---------- AVAILABLE RECORDS

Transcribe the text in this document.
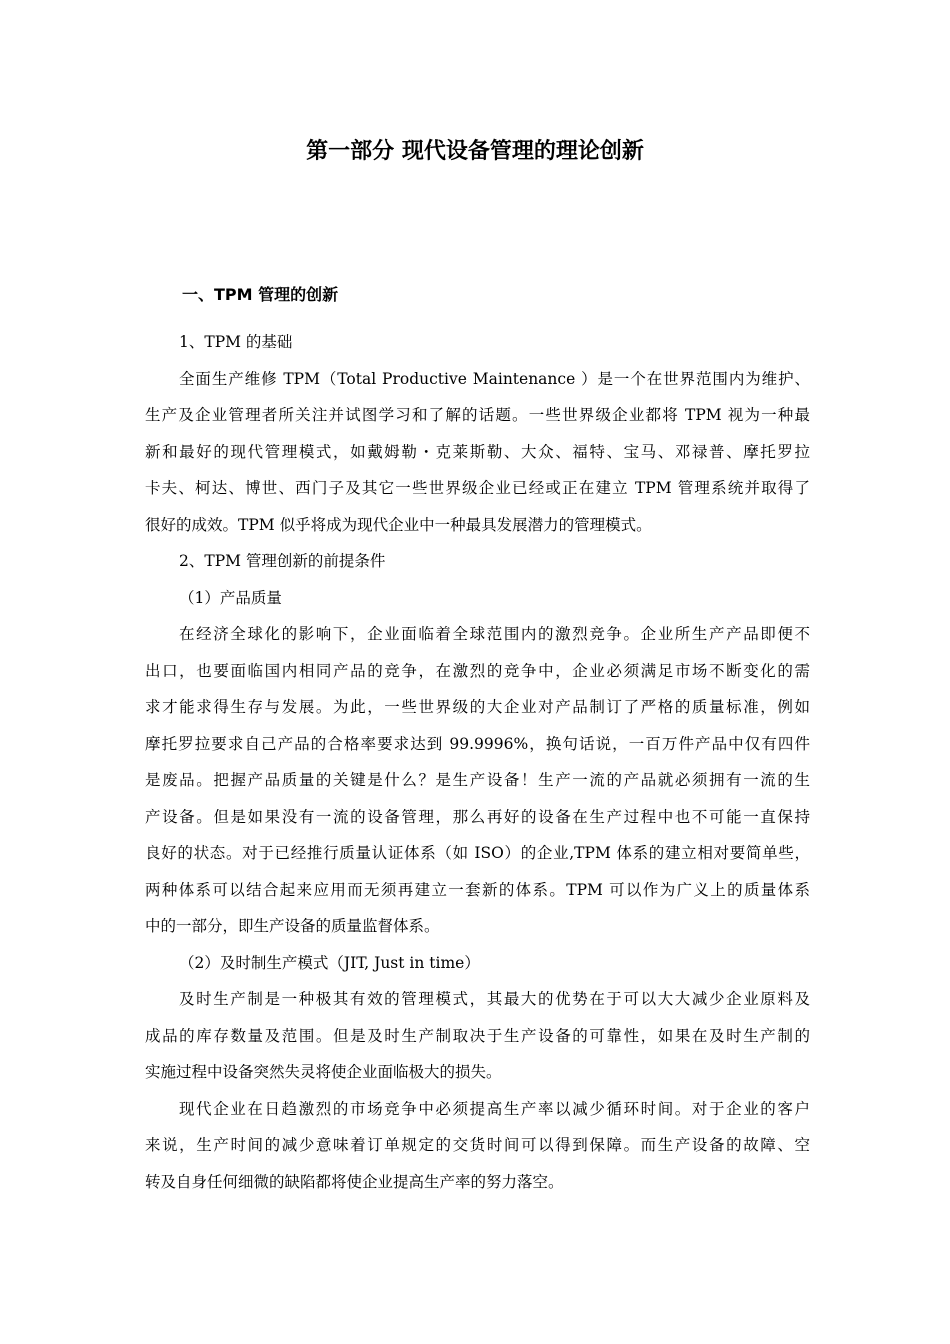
第一部分 现代设备管理的理论创新
一、TPM 管理的创新
1、TPM 的基础
全面生产维修 TPM（Total Productive Maintenance ）是一个在世界范围内为维护、
生产及企业管理者所关注并试图学习和了解的话题。一些世界级企业都将 TPM 视为一种最
新和最好的现代管理模式，如戴姆勒・克莱斯勒、大众、福特、宝马、邓禄普、摩托罗拉
卡夫、柯达、博世、西门子及其它一些世界级企业已经或正在建立 TPM 管理系统并取得了
很好的成效。TPM 似乎将成为现代企业中一种最具发展潜力的管理模式。
2、TPM 管理创新的前提条件
（1）产品质量
在经济全球化的影响下，企业面临着全球范围内的激烈竞争。企业所生产产品即便不
出口，也要面临国内相同产品的竞争，在激烈的竞争中，企业必须满足市场不断变化的需
求才能求得生存与发展。为此，一些世界级的大企业对产品制订了严格的质量标准，例如
摩托罗拉要求自己产品的合格率要求达到 99.9996%，换句话说，一百万件产品中仅有四件
是废品。把握产品质量的关键是什么？是生产设备！生产一流的产品就必须拥有一流的生
产设备。但是如果没有一流的设备管理，那么再好的设备在生产过程中也不可能一直保持
良好的状态。对于已经推行质量认证体系（如 ISO）的企业,TPM 体系的建立相对要简单些，
两种体系可以结合起来应用而无须再建立一套新的体系。TPM 可以作为广义上的质量体系
中的一部分，即生产设备的质量监督体系。
（2）及时制生产模式（JIT, Just in time）
及时生产制是一种极其有效的管理模式，其最大的优势在于可以大大减少企业原料及
成品的库存数量及范围。但是及时生产制取决于生产设备的可靠性，如果在及时生产制的
实施过程中设备突然失灵将使企业面临极大的损失。
现代企业在日趋激烈的市场竞争中必须提高生产率以减少循环时间。对于企业的客户
来说，生产时间的减少意味着订单规定的交货时间可以得到保障。而生产设备的故障、空
转及自身任何细微的缺陷都将使企业提高生产率的努力落空。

--------------------

## WRITTEN PROBLEM
Set down the lines of the records above exactly, apart from the pictures.

## EXERCISE SOLUTION
Transcribe the text in this document.
第一部分 现代设备管理的理论创新
一、TPM 管理的创新
1、TPM 的基础
全面生产维修 TPM（Total Productive Maintenance ）是一个在世界范围内为维护、
生产及企业管理者所关注并试图学习和了解的话题。一些世界级企业都将 TPM 视为一种最
新和最好的现代管理模式，如戴姆勒・克莱斯勒、大众、福特、宝马、邓禄普、摩托罗拉
卡夫、柯达、博世、西门子及其它一些世界级企业已经或正在建立 TPM 管理系统并取得了
很好的成效。TPM 似乎将成为现代企业中一种最具发展潜力的管理模式。
2、TPM 管理创新的前提条件
（1）产品质量
在经济全球化的影响下，企业面临着全球范围内的激烈竞争。企业所生产产品即便不
出口，也要面临国内相同产品的竞争，在激烈的竞争中，企业必须满足市场不断变化的需
求才能求得生存与发展。为此，一些世界级的大企业对产品制订了严格的质量标准，例如
摩托罗拉要求自己产品的合格率要求达到 99.9996%，换句话说，一百万件产品中仅有四件
是废品。把握产品质量的关键是什么？是生产设备！生产一流的产品就必须拥有一流的生
产设备。但是如果没有一流的设备管理，那么再好的设备在生产过程中也不可能一直保持
良好的状态。对于已经推行质量认证体系（如 ISO）的企业,TPM 体系的建立相对要简单些，
两种体系可以结合起来应用而无须再建立一套新的体系。TPM 可以作为广义上的质量体系
中的一部分，即生产设备的质量监督体系。
（2）及时制生产模式（JIT, Just in time）
及时生产制是一种极其有效的管理模式，其最大的优势在于可以大大减少企业原料及
成品的库存数量及范围。但是及时生产制取决于生产设备的可靠性，如果在及时生产制的
实施过程中设备突然失灵将使企业面临极大的损失。
现代企业在日趋激烈的市场竞争中必须提高生产率以减少循环时间。对于企业的客户
来说，生产时间的减少意味着订单规定的交货时间可以得到保障。而生产设备的故障、空
转及自身任何细微的缺陷都将使企业提高生产率的努力落空。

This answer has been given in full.